= GIVEN REQUEST =
Copy the lines below as they are; omit the images they contain.

= DATA SHOWN =
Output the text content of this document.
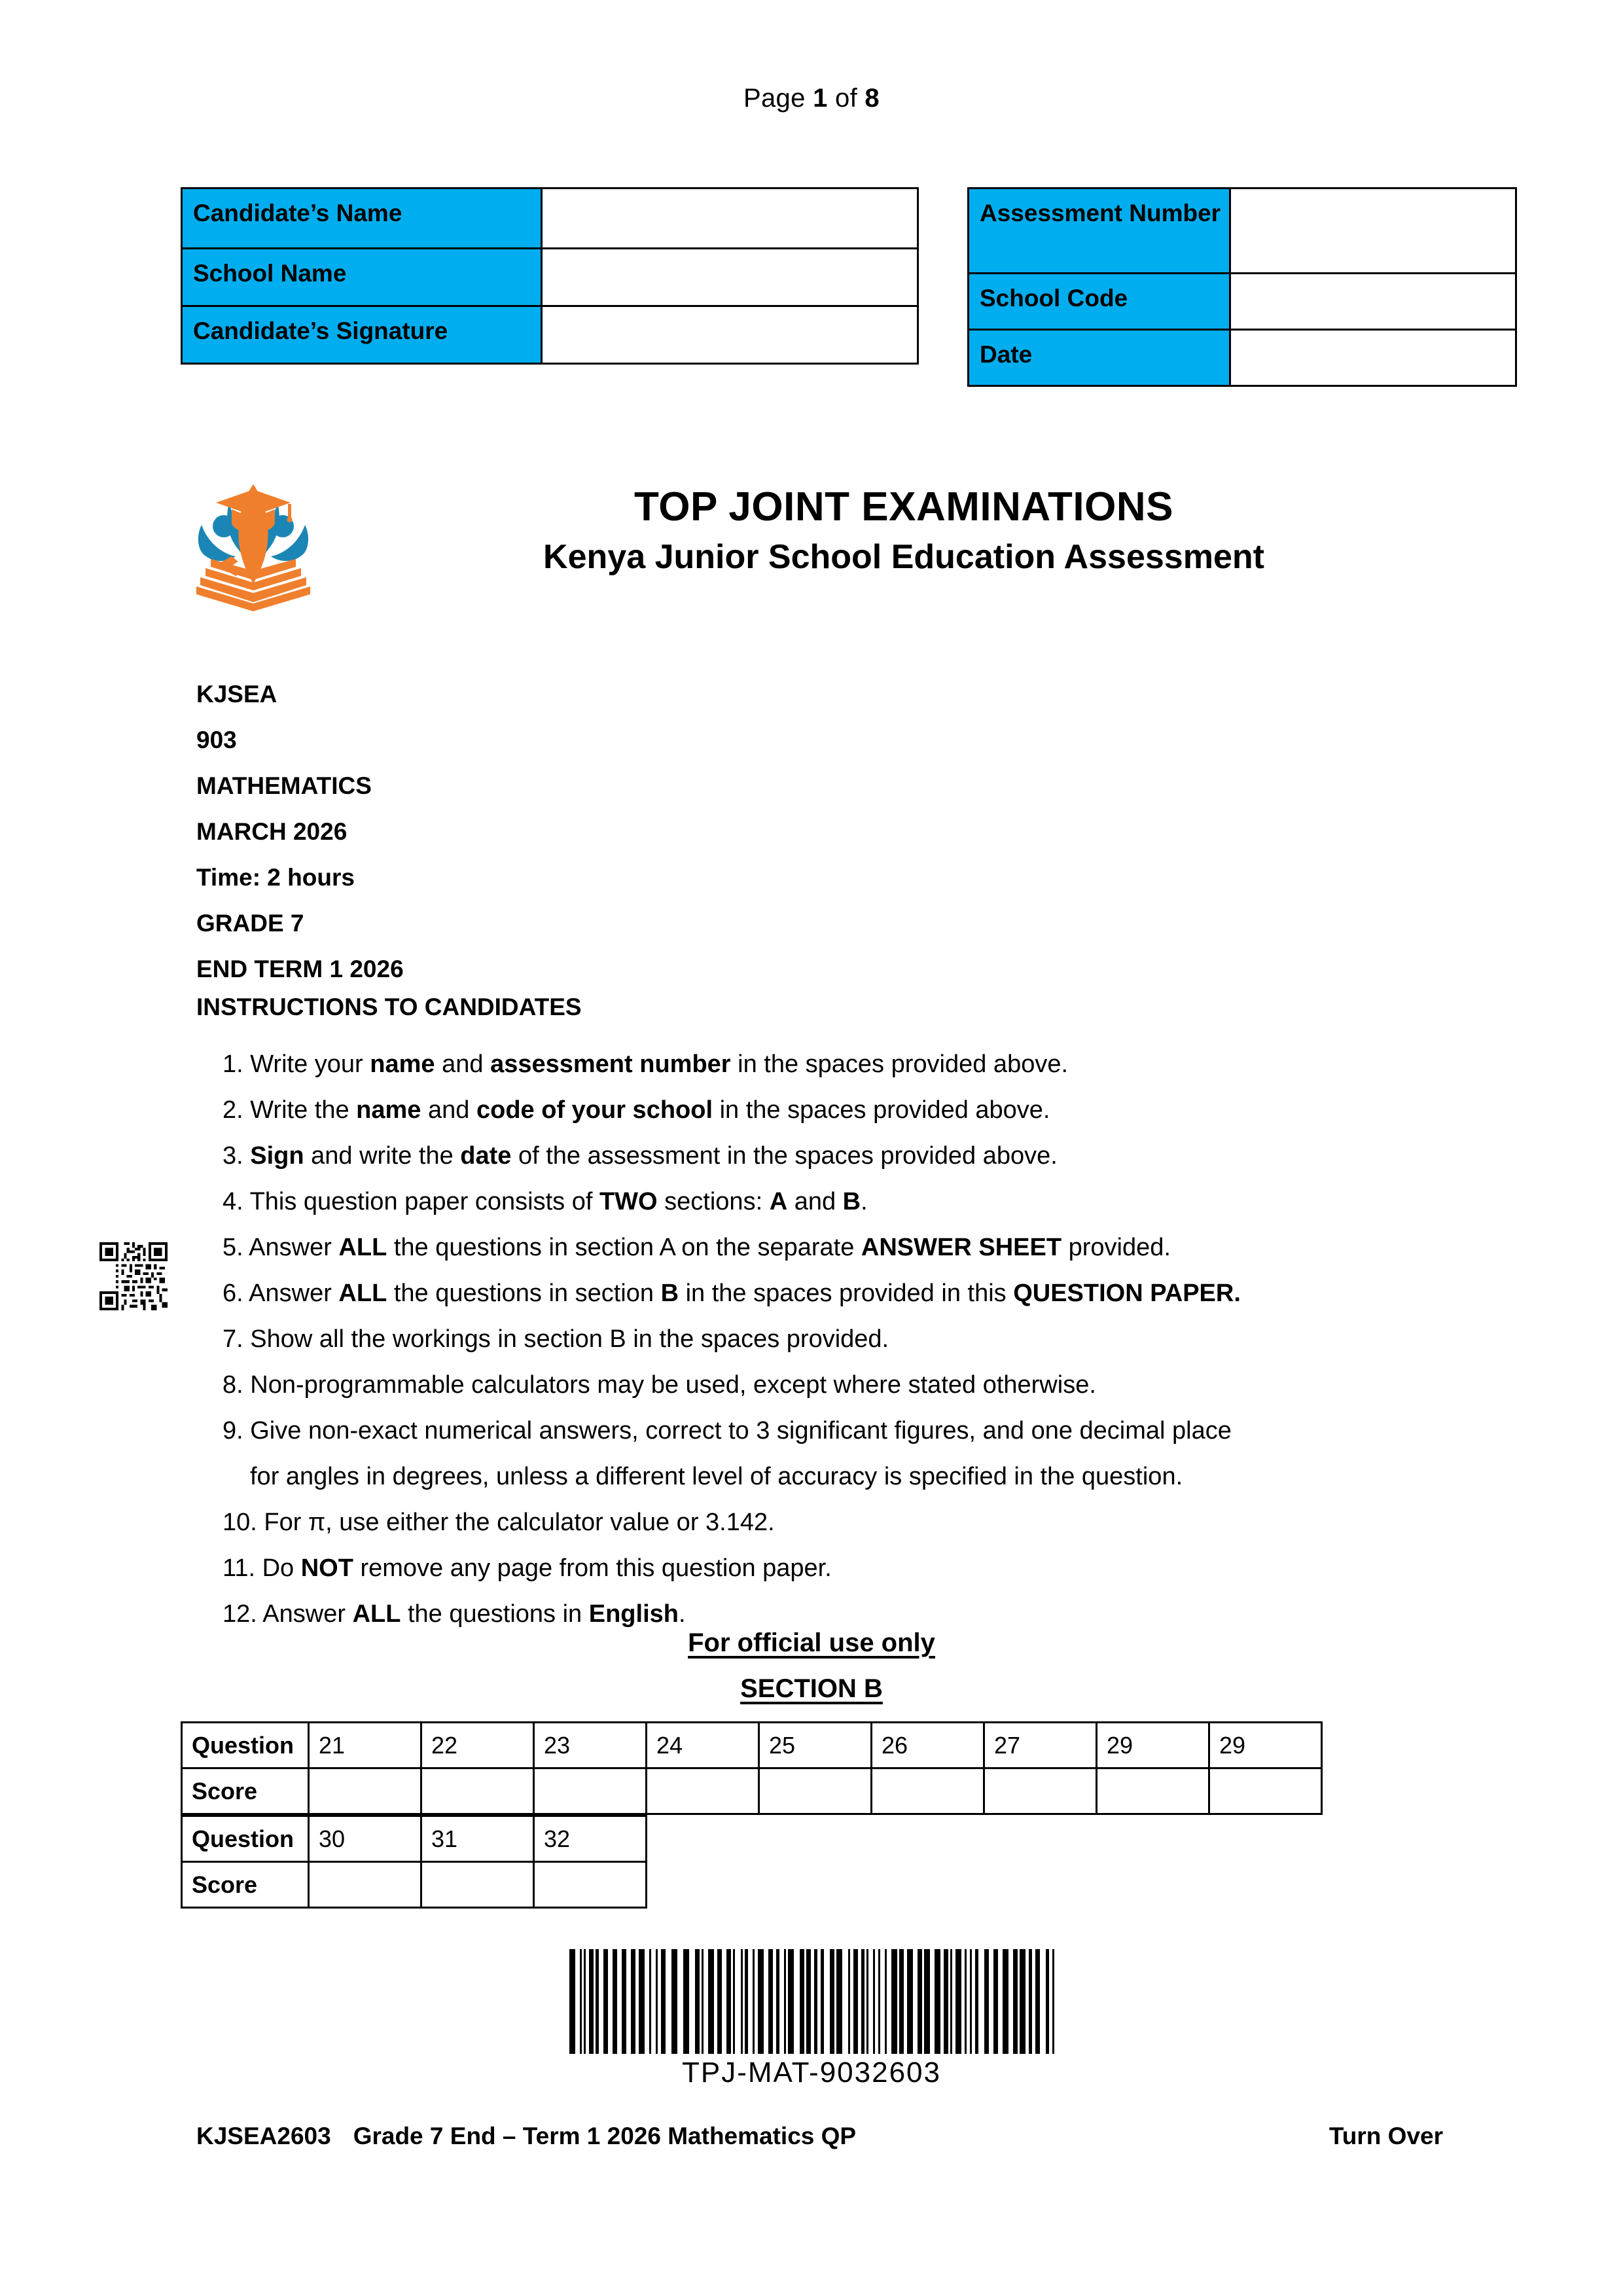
Page 1 of 8
Candidate’s Name	
School Name	
Candidate’s Signature	
Assessment Number	
School Code	
Date	
TOP JOINT EXAMINATIONS
Kenya Junior School Education Assessment
KJSEA
903
MATHEMATICS
MARCH 2026
Time: 2 hours
GRADE 7
END TERM 1 2026
INSTRUCTIONS TO CANDIDATES
1. Write your name and assessment number in the spaces provided above.
2. Write the name and code of your school in the spaces provided above.
3. Sign and write the date of the assessment in the spaces provided above.
4. This question paper consists of TWO sections: A and B.
5. Answer ALL the questions in section A on the separate ANSWER SHEET provided.
6. Answer ALL the questions in section B in the spaces provided in this QUESTION PAPER.
7. Show all the workings in section B in the spaces provided.
8. Non-programmable calculators may be used, except where stated otherwise.
9. Give non-exact numerical answers, correct to 3 significant figures, and one decimal place
for angles in degrees, unless a different level of accuracy is specified in the question.
10. For π, use either the calculator value or 3.142.
11. Do NOT remove any page from this question paper.
12. Answer ALL the questions in English.
For official use only
SECTION B
Question	21	22	23	24	25	26	27	29	29
Score									
Question	30	31	32
Score			
TPJ-MAT-9032603
KJSEA2603 Grade 7 End – Term 1 2026 Mathematics QP	Turn Over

= WRITTEN REPLY =
Output the text content of this document.
Page 1 of 8
Candidate’s Name	
School Name	
Candidate’s Signature	
Assessment Number	
School Code	
Date	
TOP JOINT EXAMINATIONS
Kenya Junior School Education Assessment
KJSEA
903
MATHEMATICS
MARCH 2026
Time: 2 hours
GRADE 7
END TERM 1 2026
INSTRUCTIONS TO CANDIDATES
1. Write your name and assessment number in the spaces provided above.
2. Write the name and code of your school in the spaces provided above.
3. Sign and write the date of the assessment in the spaces provided above.
4. This question paper consists of TWO sections: A and B.
5. Answer ALL the questions in section A on the separate ANSWER SHEET provided.
6. Answer ALL the questions in section B in the spaces provided in this QUESTION PAPER.
7. Show all the workings in section B in the spaces provided.
8. Non-programmable calculators may be used, except where stated otherwise.
9. Give non-exact numerical answers, correct to 3 significant figures, and one decimal place
for angles in degrees, unless a different level of accuracy is specified in the question.
10. For π, use either the calculator value or 3.142.
11. Do NOT remove any page from this question paper.
12. Answer ALL the questions in English.
For official use only
SECTION B
Question	21	22	23	24	25	26	27	29	29
Score									
Question	30	31	32
Score			
TPJ-MAT-9032603
KJSEA2603 Grade 7 End – Term 1 2026 Mathematics QP	Turn Over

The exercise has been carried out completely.